_WHAT YOU WILL DO_
Search the records that follow and extract every line containing the string "name".

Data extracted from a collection
===
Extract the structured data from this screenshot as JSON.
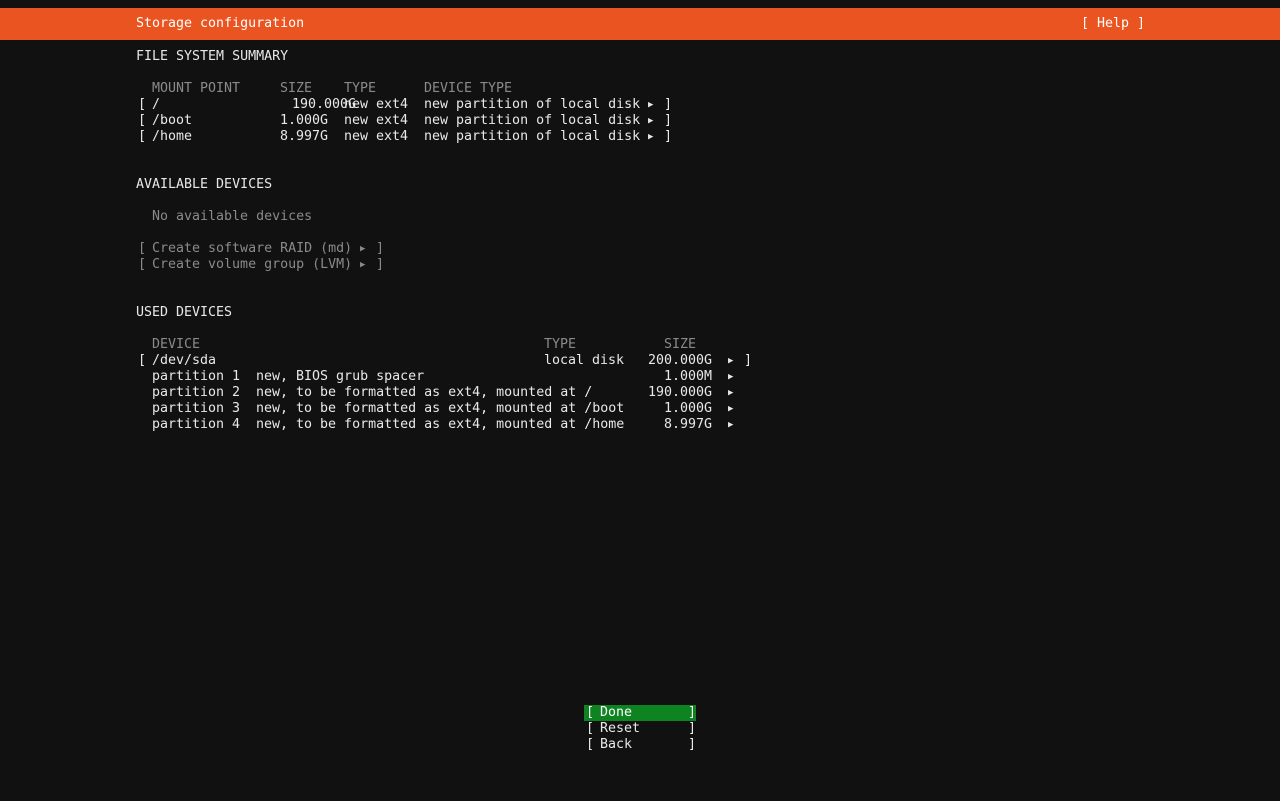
{
  "header": {
    "title": "Storage configuration",
    "help_label": "[ Help ]"
  },
  "fs_summary": {
    "heading": "FILE SYSTEM SUMMARY",
    "columns": {
      "mount_point": "MOUNT POINT",
      "size": "SIZE",
      "type": "TYPE",
      "device_type": "DEVICE TYPE"
    },
    "rows": [
      {
        "mount": "/",
        "size": "190.000G",
        "type": "new ext4",
        "device_type": "new partition of local disk"
      },
      {
        "mount": "/boot",
        "size": "1.000G",
        "type": "new ext4",
        "device_type": "new partition of local disk"
      },
      {
        "mount": "/home",
        "size": "8.997G",
        "type": "new ext4",
        "device_type": "new partition of local disk"
      }
    ]
  },
  "available": {
    "heading": "AVAILABLE DEVICES",
    "empty_text": "No available devices",
    "actions": [
      {
        "label": "Create software RAID (md)"
      },
      {
        "label": "Create volume group (LVM)"
      }
    ]
  },
  "used": {
    "heading": "USED DEVICES",
    "columns": {
      "device": "DEVICE",
      "type": "TYPE",
      "size": "SIZE"
    },
    "disk": {
      "name": "/dev/sda",
      "type": "local disk",
      "size": "200.000G"
    },
    "partitions": [
      {
        "name": "partition 1",
        "desc": "new, BIOS grub spacer",
        "size": "1.000M"
      },
      {
        "name": "partition 2",
        "desc": "new, to be formatted as ext4, mounted at /",
        "size": "190.000G"
      },
      {
        "name": "partition 3",
        "desc": "new, to be formatted as ext4, mounted at /boot",
        "size": "1.000G"
      },
      {
        "name": "partition 4",
        "desc": "new, to be formatted as ext4, mounted at /home",
        "size": "8.997G"
      }
    ]
  },
  "glyphs": {
    "bracket_open": "[",
    "bracket_close": "]",
    "arrow": "▶"
  },
  "buttons": {
    "done": "Done",
    "reset": "Reset",
    "back": "Back"
  },
  "colors": {
    "accent": "#e95420",
    "done_bg": "#0e8420",
    "background": "#111111"
  }
}
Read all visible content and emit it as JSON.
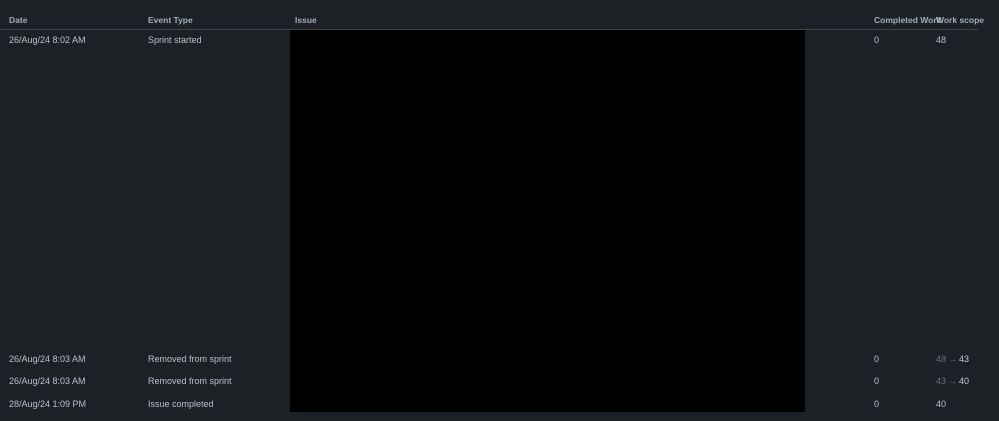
{
  "table": {
    "headers": {
      "date": "Date",
      "event_type": "Event Type",
      "issue": "Issue",
      "completed_work": "Completed Work",
      "work_scope": "Work scope"
    },
    "rows": [
      {
        "date": "26/Aug/24 8:02 AM",
        "event_type": "Sprint started",
        "completed_work": "0",
        "work_scope": "48"
      },
      {
        "date": "26/Aug/24 8:03 AM",
        "event_type": "Removed from sprint",
        "completed_work": "0",
        "work_scope_old": "48",
        "arrow": "→",
        "work_scope_new": "43"
      },
      {
        "date": "26/Aug/24 8:03 AM",
        "event_type": "Removed from sprint",
        "completed_work": "0",
        "work_scope_old": "43",
        "arrow": "→",
        "work_scope_new": "40"
      },
      {
        "date": "28/Aug/24 1:09 PM",
        "event_type": "Issue completed",
        "completed_work": "0",
        "work_scope": "40"
      }
    ]
  },
  "colors": {
    "background": "#1d2125",
    "text": "#b6c2cf",
    "header_text": "#9fadbc",
    "muted": "#626f7c",
    "redaction": "#000000"
  }
}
===
_ANSWER_
      "name": "/dev/sda",
        "name": "partition 1",
        "name": "partition 2",
        "name": "partition 3",
        "name": "partition 4",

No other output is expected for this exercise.